▸ Your objective
Find the word "μέρος" in the material below and gather every line that contains it.

(Data listing)

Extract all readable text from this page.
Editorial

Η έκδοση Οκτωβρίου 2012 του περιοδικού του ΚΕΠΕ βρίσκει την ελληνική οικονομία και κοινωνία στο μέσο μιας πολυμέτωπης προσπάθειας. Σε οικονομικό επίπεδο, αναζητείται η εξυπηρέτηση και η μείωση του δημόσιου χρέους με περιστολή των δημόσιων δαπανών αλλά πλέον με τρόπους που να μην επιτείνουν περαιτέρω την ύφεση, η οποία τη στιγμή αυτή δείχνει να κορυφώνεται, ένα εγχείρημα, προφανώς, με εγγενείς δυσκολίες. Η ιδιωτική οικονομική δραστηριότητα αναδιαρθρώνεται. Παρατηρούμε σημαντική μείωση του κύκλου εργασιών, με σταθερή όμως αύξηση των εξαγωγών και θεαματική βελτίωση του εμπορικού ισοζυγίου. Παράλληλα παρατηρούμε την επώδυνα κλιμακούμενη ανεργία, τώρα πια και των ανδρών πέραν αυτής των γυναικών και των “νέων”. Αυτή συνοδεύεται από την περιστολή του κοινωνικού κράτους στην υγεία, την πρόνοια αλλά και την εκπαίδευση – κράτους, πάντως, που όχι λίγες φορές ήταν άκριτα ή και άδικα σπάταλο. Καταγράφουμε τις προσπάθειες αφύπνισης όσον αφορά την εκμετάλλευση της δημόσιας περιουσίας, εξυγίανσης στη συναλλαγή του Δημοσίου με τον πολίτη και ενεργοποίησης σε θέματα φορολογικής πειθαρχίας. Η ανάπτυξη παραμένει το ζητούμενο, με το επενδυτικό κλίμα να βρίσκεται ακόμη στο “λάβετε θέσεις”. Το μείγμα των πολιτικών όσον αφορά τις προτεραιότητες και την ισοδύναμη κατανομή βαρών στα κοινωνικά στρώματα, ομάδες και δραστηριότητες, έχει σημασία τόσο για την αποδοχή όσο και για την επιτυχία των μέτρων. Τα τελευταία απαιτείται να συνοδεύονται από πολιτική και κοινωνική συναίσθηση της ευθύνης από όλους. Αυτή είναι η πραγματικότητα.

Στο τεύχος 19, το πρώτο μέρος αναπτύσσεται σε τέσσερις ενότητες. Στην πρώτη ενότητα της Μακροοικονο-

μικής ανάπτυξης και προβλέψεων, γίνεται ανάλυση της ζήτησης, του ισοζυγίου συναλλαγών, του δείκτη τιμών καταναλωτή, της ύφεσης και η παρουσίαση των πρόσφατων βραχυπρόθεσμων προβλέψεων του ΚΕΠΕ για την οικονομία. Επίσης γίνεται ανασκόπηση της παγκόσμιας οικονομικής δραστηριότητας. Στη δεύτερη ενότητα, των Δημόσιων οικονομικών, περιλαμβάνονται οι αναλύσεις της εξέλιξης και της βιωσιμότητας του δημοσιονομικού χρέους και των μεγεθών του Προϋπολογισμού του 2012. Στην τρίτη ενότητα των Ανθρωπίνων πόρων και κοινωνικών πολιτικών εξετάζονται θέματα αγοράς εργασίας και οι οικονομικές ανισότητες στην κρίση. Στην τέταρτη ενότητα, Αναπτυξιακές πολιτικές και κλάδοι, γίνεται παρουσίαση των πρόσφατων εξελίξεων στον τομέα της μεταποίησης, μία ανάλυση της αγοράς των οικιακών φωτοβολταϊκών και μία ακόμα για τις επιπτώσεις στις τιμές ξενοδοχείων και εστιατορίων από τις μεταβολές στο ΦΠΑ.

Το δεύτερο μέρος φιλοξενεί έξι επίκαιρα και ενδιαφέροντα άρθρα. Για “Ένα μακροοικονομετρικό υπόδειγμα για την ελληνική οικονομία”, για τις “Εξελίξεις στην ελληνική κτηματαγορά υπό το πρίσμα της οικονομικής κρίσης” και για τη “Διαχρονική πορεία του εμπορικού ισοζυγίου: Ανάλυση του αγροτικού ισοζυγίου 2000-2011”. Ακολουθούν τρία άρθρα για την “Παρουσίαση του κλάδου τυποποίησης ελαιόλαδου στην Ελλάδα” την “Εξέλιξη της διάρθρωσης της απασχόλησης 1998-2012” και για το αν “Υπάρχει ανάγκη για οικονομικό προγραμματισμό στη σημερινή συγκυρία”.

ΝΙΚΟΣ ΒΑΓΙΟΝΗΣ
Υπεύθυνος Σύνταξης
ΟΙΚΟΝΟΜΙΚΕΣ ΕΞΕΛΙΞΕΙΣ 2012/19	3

▸ Correct response
Στο τεύχος 19, το πρώτο μέρος αναπτύσσεται σε τέσσερις ενότητες. Στην πρώτη ενότητα της Μακροοικονο-
Το δεύτερο μέρος φιλοξενεί έξι επίκαιρα και ενδιαφέροντα άρθρα. Για “Ένα μακροοικονομετρικό υπόδειγμα για την ελληνική οικονομία”, για τις “Εξελίξεις στην ελληνική κτηματαγορά υπό το πρίσμα της οικονομικής κρίσης” και για τη “Διαχρονική πορεία του εμπορικού ισοζυγίου: Ανάλυση του αγροτικού ισοζυγίου 2000-2011”. Ακολουθούν τρία άρθρα για την “Παρουσίαση του κλάδου τυποποίησης ελαιόλαδου στην Ελλάδα” την “Εξέλιξη της διάρθρωσης της απασχόλησης 1998-2012” και για το αν “Υπάρχει ανάγκη για οικονομικό προγραμματισμό στη σημερινή συγκυρία”.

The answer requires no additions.